[start of MATERIAL TO PROCESS]

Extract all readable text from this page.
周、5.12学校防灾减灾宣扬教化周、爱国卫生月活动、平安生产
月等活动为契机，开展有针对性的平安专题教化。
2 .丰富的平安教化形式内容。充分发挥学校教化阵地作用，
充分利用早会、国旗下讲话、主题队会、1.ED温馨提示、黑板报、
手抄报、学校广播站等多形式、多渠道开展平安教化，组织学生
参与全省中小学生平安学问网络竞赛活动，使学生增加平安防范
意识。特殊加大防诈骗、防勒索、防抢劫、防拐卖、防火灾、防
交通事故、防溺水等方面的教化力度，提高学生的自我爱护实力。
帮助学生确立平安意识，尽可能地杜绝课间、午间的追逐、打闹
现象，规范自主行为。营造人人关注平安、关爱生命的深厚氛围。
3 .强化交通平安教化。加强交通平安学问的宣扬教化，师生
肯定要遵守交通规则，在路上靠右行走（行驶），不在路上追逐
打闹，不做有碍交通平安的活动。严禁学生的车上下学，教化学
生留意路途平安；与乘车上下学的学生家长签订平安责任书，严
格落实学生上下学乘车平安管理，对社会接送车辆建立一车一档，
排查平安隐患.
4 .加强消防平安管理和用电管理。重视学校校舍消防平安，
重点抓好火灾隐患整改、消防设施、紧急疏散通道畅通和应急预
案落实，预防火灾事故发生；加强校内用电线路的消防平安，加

[end of MATERIAL TO PROCESS]

Write out the full listing exactly as given.

§ RESULT BELOW
Extract all readable text from this page.
周、5.12学校防灾减灾宣扬教化周、爱国卫生月活动、平安生产
月等活动为契机，开展有针对性的平安专题教化。
2 .丰富的平安教化形式内容。充分发挥学校教化阵地作用，
充分利用早会、国旗下讲话、主题队会、1.ED温馨提示、黑板报、
手抄报、学校广播站等多形式、多渠道开展平安教化，组织学生
参与全省中小学生平安学问网络竞赛活动，使学生增加平安防范
意识。特殊加大防诈骗、防勒索、防抢劫、防拐卖、防火灾、防
交通事故、防溺水等方面的教化力度，提高学生的自我爱护实力。
帮助学生确立平安意识，尽可能地杜绝课间、午间的追逐、打闹
现象，规范自主行为。营造人人关注平安、关爱生命的深厚氛围。
3 .强化交通平安教化。加强交通平安学问的宣扬教化，师生
肯定要遵守交通规则，在路上靠右行走（行驶），不在路上追逐
打闹，不做有碍交通平安的活动。严禁学生的车上下学，教化学
生留意路途平安；与乘车上下学的学生家长签订平安责任书，严
格落实学生上下学乘车平安管理，对社会接送车辆建立一车一档，
排查平安隐患.
4 .加强消防平安管理和用电管理。重视学校校舍消防平安，
重点抓好火灾隐患整改、消防设施、紧急疏散通道畅通和应急预
案落实，预防火灾事故发生；加强校内用电线路的消防平安，加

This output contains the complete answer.